**What you need to do**
Gather up the lines with the word "boiling" in them.

— Start Entries shown —

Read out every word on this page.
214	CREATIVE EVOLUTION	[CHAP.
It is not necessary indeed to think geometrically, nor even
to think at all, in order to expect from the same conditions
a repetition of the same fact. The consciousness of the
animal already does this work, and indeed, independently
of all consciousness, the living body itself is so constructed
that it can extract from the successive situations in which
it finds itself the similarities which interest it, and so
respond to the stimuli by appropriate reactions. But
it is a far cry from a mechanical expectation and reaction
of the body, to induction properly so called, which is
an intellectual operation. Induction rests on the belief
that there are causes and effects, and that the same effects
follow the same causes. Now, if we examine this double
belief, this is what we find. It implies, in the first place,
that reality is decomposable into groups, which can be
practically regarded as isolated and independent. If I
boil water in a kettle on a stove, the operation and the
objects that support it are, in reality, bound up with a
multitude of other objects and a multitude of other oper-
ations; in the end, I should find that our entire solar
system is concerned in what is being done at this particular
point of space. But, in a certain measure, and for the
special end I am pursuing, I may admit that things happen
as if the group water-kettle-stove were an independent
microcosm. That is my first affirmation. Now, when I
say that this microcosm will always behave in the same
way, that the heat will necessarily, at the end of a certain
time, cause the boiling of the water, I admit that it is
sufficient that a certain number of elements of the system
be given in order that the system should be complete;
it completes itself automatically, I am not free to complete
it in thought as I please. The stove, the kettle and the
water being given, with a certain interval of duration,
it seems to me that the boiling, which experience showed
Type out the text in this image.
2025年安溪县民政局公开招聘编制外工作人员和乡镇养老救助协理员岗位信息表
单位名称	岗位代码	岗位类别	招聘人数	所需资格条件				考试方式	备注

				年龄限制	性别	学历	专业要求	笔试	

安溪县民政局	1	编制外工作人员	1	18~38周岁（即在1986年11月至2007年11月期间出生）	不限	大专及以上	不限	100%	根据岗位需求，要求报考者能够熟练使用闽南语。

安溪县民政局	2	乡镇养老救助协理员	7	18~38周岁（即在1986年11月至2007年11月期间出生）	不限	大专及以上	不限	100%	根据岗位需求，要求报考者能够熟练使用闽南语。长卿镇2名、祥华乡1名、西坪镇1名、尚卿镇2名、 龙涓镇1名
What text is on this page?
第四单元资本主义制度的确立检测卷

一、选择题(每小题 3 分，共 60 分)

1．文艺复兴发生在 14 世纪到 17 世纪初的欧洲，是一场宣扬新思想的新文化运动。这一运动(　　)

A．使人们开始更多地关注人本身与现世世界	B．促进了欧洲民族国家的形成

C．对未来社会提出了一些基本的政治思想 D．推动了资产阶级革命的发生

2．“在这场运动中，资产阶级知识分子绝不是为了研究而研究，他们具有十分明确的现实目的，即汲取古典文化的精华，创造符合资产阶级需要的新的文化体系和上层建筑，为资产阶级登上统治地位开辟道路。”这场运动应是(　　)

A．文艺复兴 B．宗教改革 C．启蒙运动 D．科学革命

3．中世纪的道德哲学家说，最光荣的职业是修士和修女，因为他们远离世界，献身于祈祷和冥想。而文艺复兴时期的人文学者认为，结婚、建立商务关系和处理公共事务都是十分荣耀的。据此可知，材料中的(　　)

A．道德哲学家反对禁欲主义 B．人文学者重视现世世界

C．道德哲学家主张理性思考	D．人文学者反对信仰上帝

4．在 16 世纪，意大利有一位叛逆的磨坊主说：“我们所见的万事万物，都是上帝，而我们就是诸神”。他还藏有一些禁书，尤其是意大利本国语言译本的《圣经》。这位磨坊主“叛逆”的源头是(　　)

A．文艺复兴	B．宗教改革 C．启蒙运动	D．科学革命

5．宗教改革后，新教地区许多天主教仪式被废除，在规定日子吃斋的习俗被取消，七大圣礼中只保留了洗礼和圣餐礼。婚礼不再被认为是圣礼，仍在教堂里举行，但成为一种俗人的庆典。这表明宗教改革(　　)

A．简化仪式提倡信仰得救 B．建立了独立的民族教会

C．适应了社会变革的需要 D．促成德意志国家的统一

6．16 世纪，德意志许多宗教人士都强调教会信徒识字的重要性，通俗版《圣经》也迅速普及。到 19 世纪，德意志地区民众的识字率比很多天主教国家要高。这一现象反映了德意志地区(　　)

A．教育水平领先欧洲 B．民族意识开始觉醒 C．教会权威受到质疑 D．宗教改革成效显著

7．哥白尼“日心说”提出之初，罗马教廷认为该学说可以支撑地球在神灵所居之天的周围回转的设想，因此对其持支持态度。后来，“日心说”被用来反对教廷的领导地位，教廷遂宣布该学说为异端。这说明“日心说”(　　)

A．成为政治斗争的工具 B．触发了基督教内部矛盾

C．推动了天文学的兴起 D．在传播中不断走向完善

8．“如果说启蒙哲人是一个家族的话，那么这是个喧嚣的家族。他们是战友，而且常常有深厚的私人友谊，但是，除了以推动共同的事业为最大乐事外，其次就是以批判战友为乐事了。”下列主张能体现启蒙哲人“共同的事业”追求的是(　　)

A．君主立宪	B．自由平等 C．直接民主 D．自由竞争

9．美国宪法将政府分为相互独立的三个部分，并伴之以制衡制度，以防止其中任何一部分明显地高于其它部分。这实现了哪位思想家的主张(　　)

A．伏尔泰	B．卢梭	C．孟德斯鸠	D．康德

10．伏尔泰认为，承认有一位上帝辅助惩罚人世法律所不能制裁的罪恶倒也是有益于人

— End Entries shown —

**Task response**
time, cause the boiling of the water, I admit that it is
it seems to me that the boiling, which experience showed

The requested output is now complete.